Source text Start Marker

Considerations and Challenges in the Management of the Older Patients with Gastric Cancer

Cancers 2022, 14(6), 1587; https://doi.org/10.3390/cancers14061587
by Sotiris Loizides * and Demetris Papamichael
Reviewer 1: Anonymous
Reviewer 2: Anonymous
Reviewer 3: Anonymous
Cancers 2022, 14(6), 1587; https://doi.org/10.3390/cancers14061587
Submission received: 15 February 2022 / Revised: 17 March 2022 / Accepted: 19 March 2022 / Published: 21 March 2022

Round 1

Reviewer 1 Report

Sotiris Loizides and Demetris Papamichael performed a review to highlight the 'Considerations and challenges in the management of the older 
patients with gastric cancer'. The review attracts the attention of clinicians to the management of older gastric cancer patients, a field that could be applied to other cancer types as well.

Source text End Marker
Raw data Start Marker

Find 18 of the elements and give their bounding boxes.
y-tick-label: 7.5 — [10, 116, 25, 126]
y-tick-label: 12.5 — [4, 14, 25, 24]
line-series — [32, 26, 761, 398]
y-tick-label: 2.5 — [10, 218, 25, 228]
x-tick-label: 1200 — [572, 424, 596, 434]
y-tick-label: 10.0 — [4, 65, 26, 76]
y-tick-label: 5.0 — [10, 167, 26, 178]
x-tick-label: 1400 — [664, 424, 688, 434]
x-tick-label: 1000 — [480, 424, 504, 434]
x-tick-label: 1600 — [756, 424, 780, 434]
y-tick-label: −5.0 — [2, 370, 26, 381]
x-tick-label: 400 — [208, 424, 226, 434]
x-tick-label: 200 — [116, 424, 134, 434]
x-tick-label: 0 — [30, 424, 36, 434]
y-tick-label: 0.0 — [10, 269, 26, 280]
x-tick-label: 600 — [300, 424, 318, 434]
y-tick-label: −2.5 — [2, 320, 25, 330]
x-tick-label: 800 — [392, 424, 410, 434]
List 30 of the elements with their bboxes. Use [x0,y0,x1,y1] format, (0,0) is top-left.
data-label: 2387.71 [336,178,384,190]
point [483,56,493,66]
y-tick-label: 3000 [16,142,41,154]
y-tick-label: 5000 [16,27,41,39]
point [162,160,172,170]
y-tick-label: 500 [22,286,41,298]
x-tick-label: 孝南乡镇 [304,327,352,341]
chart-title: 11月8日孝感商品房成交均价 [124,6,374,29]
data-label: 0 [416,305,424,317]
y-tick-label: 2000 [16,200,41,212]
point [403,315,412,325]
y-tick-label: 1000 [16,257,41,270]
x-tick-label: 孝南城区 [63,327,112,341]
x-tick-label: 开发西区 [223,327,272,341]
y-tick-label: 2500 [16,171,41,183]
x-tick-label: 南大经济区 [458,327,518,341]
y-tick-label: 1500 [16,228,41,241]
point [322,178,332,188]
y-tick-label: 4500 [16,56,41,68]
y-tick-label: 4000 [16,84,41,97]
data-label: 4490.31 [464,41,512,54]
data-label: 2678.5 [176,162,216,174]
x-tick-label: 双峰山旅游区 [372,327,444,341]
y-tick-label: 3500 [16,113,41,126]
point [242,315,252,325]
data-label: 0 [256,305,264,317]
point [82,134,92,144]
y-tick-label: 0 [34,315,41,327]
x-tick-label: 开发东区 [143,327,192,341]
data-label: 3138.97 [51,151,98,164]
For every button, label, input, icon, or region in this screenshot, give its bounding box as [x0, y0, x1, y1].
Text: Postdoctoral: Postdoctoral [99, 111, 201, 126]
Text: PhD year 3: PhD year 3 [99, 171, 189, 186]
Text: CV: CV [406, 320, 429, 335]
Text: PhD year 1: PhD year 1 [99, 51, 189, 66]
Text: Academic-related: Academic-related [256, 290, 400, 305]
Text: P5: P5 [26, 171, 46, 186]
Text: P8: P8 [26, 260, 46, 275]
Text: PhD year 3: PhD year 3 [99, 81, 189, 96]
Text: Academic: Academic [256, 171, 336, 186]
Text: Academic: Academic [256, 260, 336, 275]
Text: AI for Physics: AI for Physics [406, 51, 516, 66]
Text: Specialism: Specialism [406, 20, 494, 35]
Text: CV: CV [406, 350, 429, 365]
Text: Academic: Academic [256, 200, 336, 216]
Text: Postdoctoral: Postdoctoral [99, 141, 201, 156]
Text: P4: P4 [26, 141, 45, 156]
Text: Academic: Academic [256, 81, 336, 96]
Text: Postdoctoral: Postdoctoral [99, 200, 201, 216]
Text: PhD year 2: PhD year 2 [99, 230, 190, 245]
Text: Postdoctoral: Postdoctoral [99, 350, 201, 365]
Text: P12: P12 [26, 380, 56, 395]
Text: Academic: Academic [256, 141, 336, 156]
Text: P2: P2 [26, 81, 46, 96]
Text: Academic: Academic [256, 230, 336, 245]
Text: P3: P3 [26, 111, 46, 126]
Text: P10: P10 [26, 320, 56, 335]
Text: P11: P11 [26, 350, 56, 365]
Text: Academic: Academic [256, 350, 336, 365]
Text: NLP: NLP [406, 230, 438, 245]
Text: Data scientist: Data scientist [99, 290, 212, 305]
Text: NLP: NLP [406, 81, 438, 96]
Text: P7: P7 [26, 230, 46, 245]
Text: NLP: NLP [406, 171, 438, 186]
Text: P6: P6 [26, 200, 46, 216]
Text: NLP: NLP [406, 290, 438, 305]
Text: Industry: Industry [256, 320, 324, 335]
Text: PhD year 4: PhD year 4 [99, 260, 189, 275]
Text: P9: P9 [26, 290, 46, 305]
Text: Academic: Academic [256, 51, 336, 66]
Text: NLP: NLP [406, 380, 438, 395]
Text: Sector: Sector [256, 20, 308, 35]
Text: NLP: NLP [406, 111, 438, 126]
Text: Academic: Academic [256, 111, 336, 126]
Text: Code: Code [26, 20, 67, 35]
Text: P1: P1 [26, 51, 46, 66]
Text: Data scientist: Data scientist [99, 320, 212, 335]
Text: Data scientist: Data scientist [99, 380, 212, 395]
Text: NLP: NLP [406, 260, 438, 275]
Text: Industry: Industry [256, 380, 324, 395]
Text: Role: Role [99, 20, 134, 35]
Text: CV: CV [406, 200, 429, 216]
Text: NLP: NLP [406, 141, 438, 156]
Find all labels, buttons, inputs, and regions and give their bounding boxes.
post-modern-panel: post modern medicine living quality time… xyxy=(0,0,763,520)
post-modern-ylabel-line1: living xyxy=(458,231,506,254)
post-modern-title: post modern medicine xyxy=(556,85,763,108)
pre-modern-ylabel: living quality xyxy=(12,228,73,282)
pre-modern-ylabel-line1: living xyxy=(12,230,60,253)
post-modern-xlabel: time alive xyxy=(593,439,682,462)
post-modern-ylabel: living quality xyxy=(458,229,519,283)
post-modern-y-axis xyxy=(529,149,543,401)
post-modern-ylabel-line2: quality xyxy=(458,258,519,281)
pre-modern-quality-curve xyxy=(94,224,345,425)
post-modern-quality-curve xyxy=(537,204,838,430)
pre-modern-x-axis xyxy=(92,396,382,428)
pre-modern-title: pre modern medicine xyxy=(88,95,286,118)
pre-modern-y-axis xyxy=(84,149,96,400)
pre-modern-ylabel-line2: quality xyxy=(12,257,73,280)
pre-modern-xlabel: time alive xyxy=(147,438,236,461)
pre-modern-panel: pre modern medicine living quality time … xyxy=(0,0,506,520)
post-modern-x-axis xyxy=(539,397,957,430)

Raw data End Marker

§ **Work request A**
Write out, word for word, the portion of the text on managing older patients with gastric cancer that begins with the words containing "Reviewer 1 Report" and ends with "types as well.".
§ **Work request B**
Continue the text on managing older patients with gastric cancer, starting after its last sentence.

§ **Task output A**
Reviewer 1 Report

Sotiris Loizides and Demetris Papamichael performed a review to highlight the 'Considerations and challenges in the management of the older 
patients with gastric cancer'. The review attracts the attention of clinicians to the management of older gastric cancer patients, a field that could be applied to other cancer types as well.

§ **Task output B**
My only point regarding this review is that how the authors define the 'old age'? The literature review reported by the authors covers different age groups, even at 60s, which is not really considered 'old age' for getting a cancer. We know that risk of cancer increase with age, so it is not very clear what age range is the intention of the authors, we see multiple mentions of 'older patients' without knowing older than what age. It would be useful if the authors provide some introduction to the average age onset of gastric cancer and also to mention the age groups while citing references, in which the compared age groups are defined (such as Ref 5, and Ref 12). 

 

Author Response

Thank you for the comment. We have now changed the manuscript by adding the following in the text:


In the UK between 2016-2018 approximately 50% of new cases of gastric cancer were diagnosed in people over the age of 75, while the highest rates were in the 85 to 89 age group (lines 47-48)

Citation:

https://www.cancerresearchuk.org/health-professional/cancer-statistics/statistics-by-cancer-type/stomach-cancer/incidence#heading-One

you will find the above link in our manuscript on reference [3]

In the US, the average age at diagnosis for stomach cancer is 68, with 6 out of 10 people diagnosed being 65 or older (lines 48-49)

https://www.cancer.org/cancer/stomach-cancer/about/key-statistics.html#:~:text=Who%20gets%20stomach%20cancer%3F,year%20are%2065%20or%20older.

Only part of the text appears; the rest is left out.